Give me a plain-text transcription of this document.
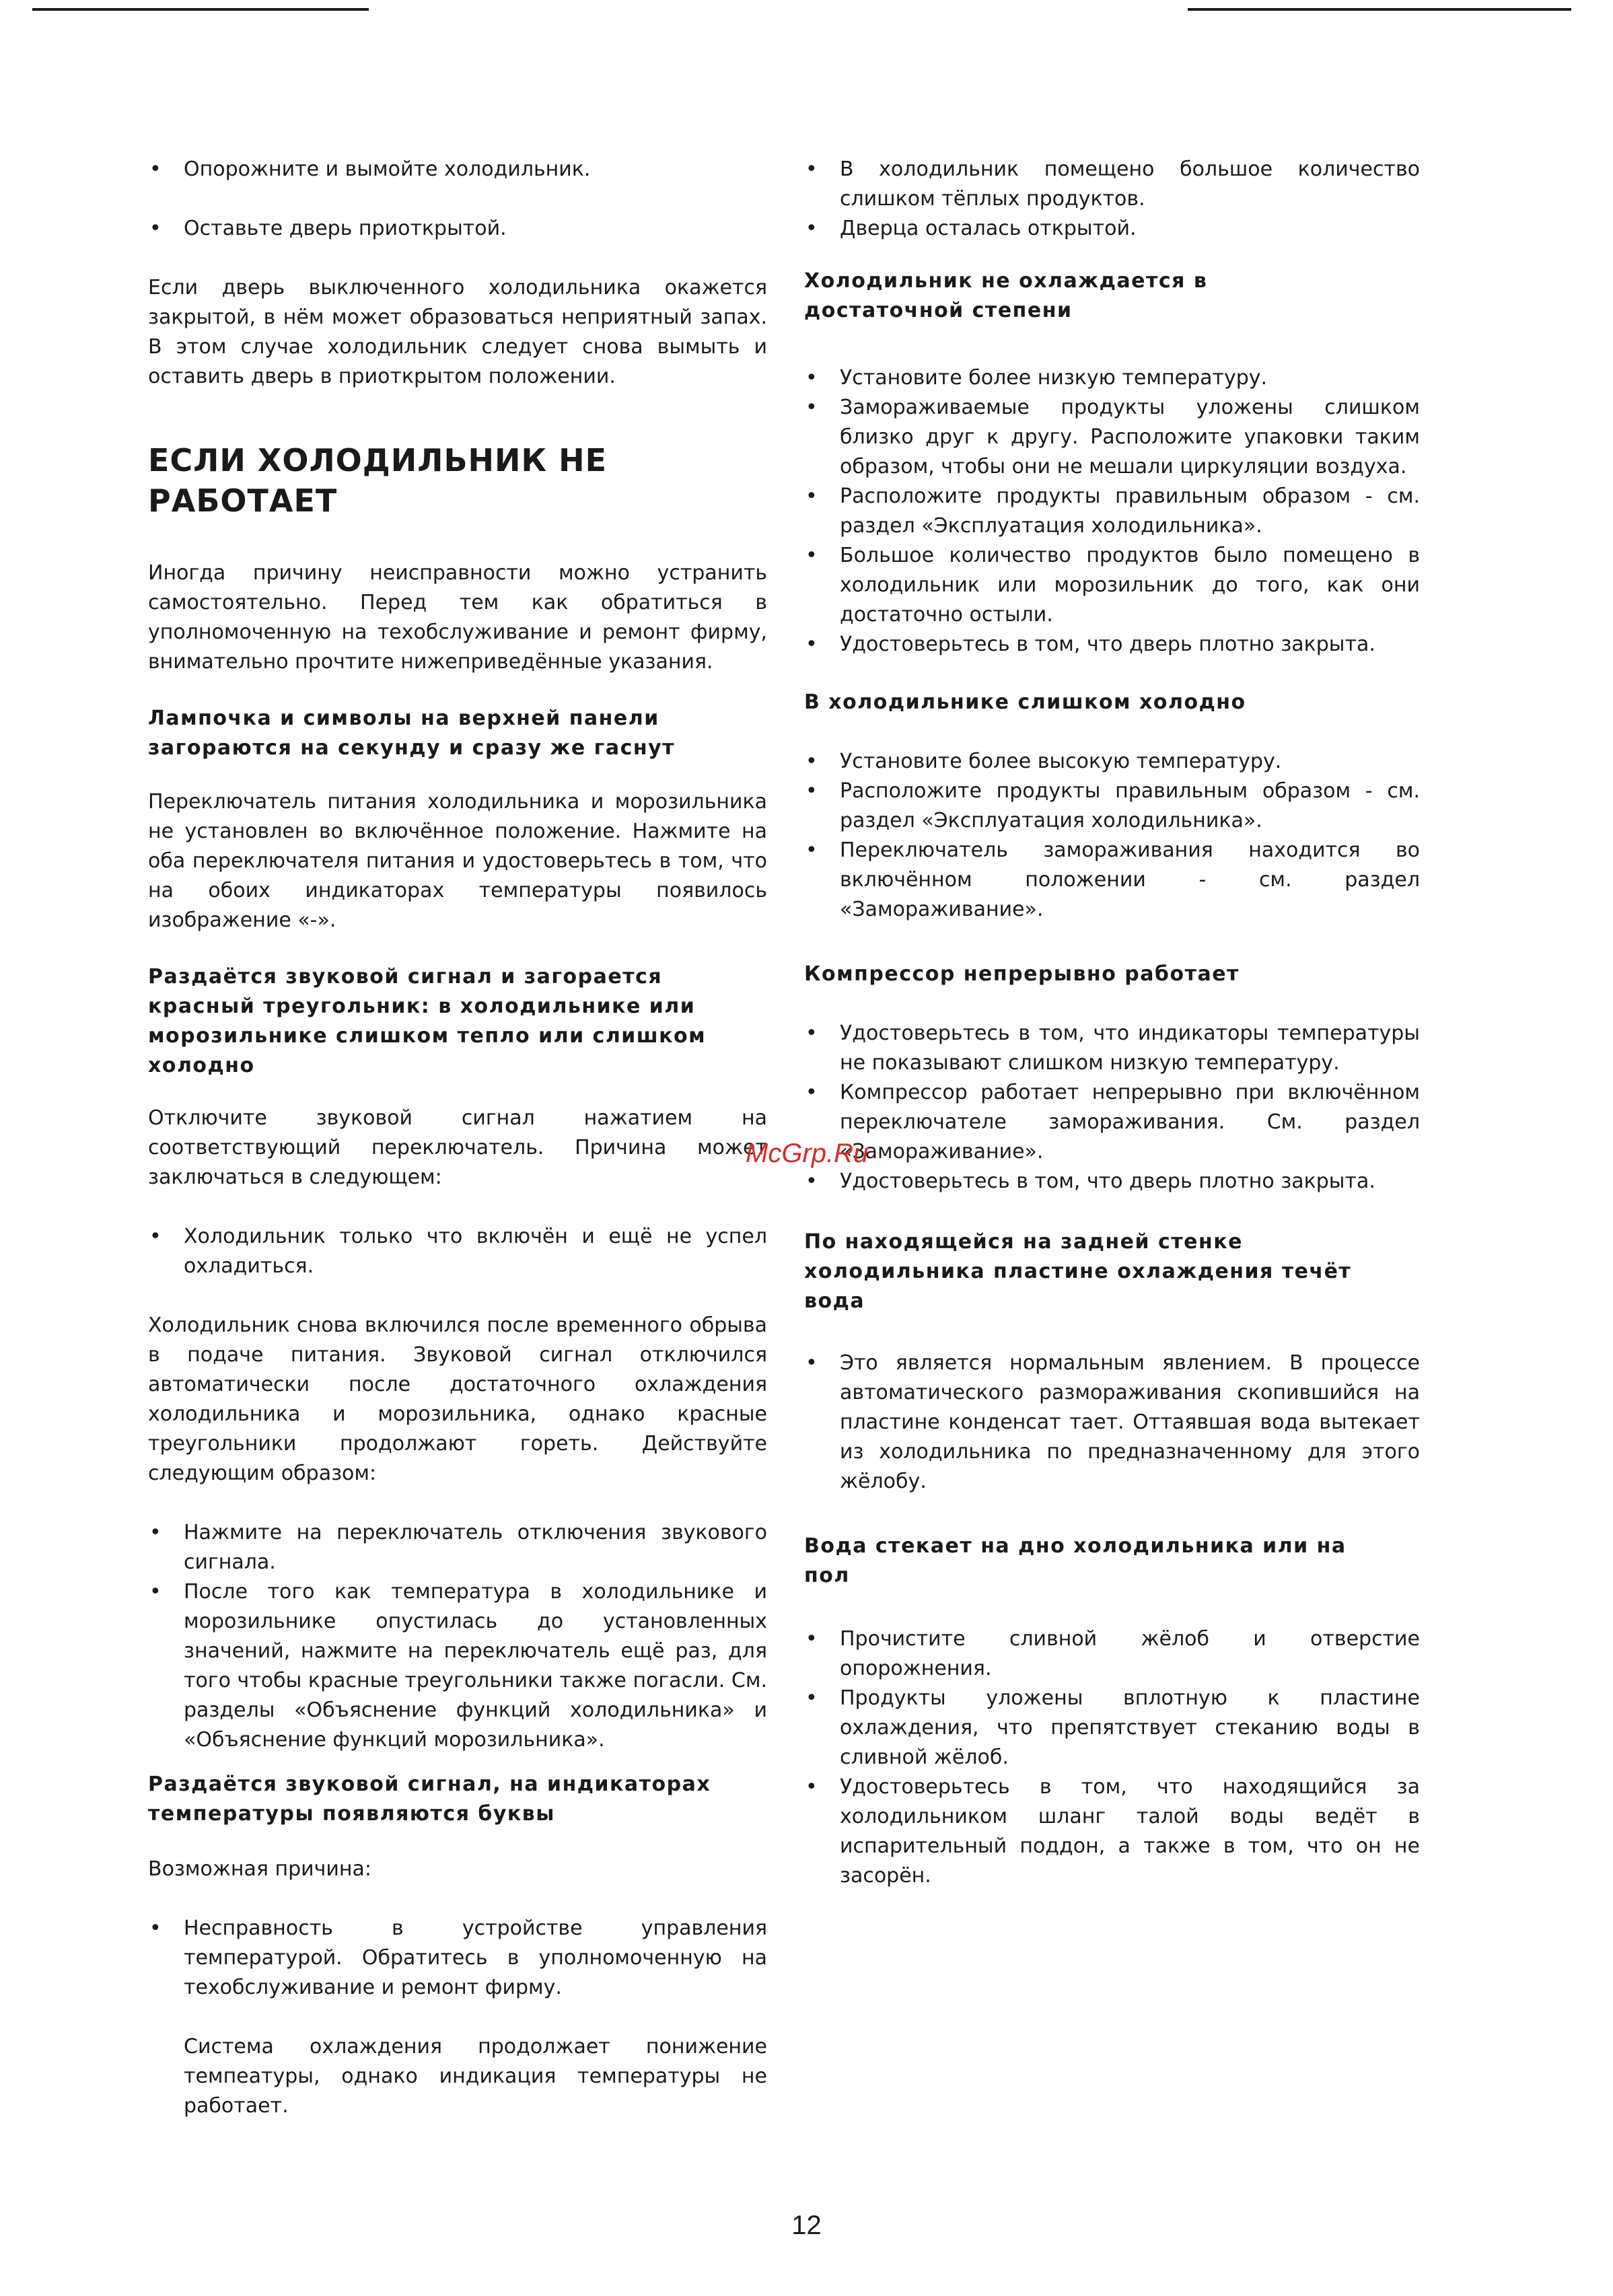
• Опорожните и вымойте холодильник.
• Оставьте дверь приоткрытой.

Если дверь выключенного холодильника окажется закрытой, в нём может образоваться неприятный запах. В этом случае холодильник следует снова вымыть и оставить дверь в приоткрытом положении.

ЕСЛИ ХОЛОДИЛЬНИК НЕ РАБОТАЕТ

Иногда причину неисправности можно устранить самостоятельно. Перед тем как обратиться в уполномоченную на техобслуживание и ремонт фирму, внимательно прочтите нижеприведённые указания.

Лампочка и символы на верхней панели загораются на секунду и сразу же гаснут

Переключатель питания холодильника и морозильника не установлен во включённое положение. Нажмите на оба переключателя питания и удостоверьтесь в том, что на обоих индикаторах температуры появилось изображение «-».

Раздаётся звуковой сигнал и загорается красный треугольник: в холодильнике или морозильнике слишком тепло или слишком холодно

Отключите звуковой сигнал нажатием на соответствующий переключатель. Причина может заключаться в следующем:

• Холодильник только что включён и ещё не успел охладиться.

Холодильник снова включился после временного обрыва в подаче питания. Звуковой сигнал отключился автоматически после достаточного охлаждения холодильника и морозильника, однако красные треугольники продолжают гореть. Действуйте следующим образом:

• Нажмите на переключатель отключения звукового сигнала.
• После того как температура в холодильнике и морозильнике опустилась до установленных значений, нажмите на переключатель ещё раз, для того чтобы красные треугольники также погасли. См. разделы «Объяснение функций холодильника» и «Объяснение функций морозильника».
Раздаётся звуковой сигнал, на индикаторах температуры появляются буквы

Возможная причина:

• Несправность в устройстве управления температурой. Обратитесь в уполномоченную на техобслуживание и ремонт фирму.

Система охлаждения продолжает понижение темпеатуры, однако индикация температуры не работает.

• В холодильник помещено большое количество слишком тёплых продуктов.
• Дверца осталась открытой.
Холодильник не охлаждается в достаточной степени
• Установите более низкую температуру.
• Замораживаемые продукты уложены слишком близко друг к другу. Расположите упаковки таким образом, чтобы они не мешали циркуляции воздуха.
• Расположите продукты правильным образом - см. раздел «Эксплуатация холодильника».
• Большое количество продуктов было помещено в холодильник или морозильник до того, как они достаточно остыли.
• Удостоверьтесь в том, что дверь плотно закрыта.
В холодильнике слишком холодно
• Установите более высокую температуру.
• Расположите продукты правильным образом - см. раздел «Эксплуатация холодильника».
• Переключатель замораживания находится во включённом положении - см. раздел «Замораживание».
Компрессор непрерывно работает
• Удостоверьтесь в том, что индикаторы температуры не показывают слишком низкую температуру.
• Компрессор работает непрерывно при включённом переключателе замораживания. См. раздел «Замораживание».
• Удостоверьтесь в том, что дверь плотно закрыта.
По находящейся на задней стенке холодильника пластине охлаждения течёт вода
• Это является нормальным явлением. В процессе автоматического размораживания скопившийся на пластине конденсат тает. Оттаявшая вода вытекает из холодильника по предназначенному для этого жёлобу.
Вода стекает на дно холодильника или на пол
• Прочистите сливной жёлоб и отверстие опорожнения.
• Продукты уложены вплотную к пластине охлаждения, что препятствует стеканию воды в сливной жёлоб.
• Удостоверьтесь в том, что находящийся за холодильником шланг талой воды ведёт в испарительный поддон, а также в том, что он не засорён.
McGrp.Ru
12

_Exercise details_: Copy each line of the entries that includes the word "уложены".

_Reply_:
• Замораживаемые продукты уложены слишком близко друг к другу. Расположите упаковки таким образом, чтобы они не мешали циркуляции воздуха.
• Продукты уложены вплотную к пластине охлаждения, что препятствует стеканию воды в сливной жёлоб.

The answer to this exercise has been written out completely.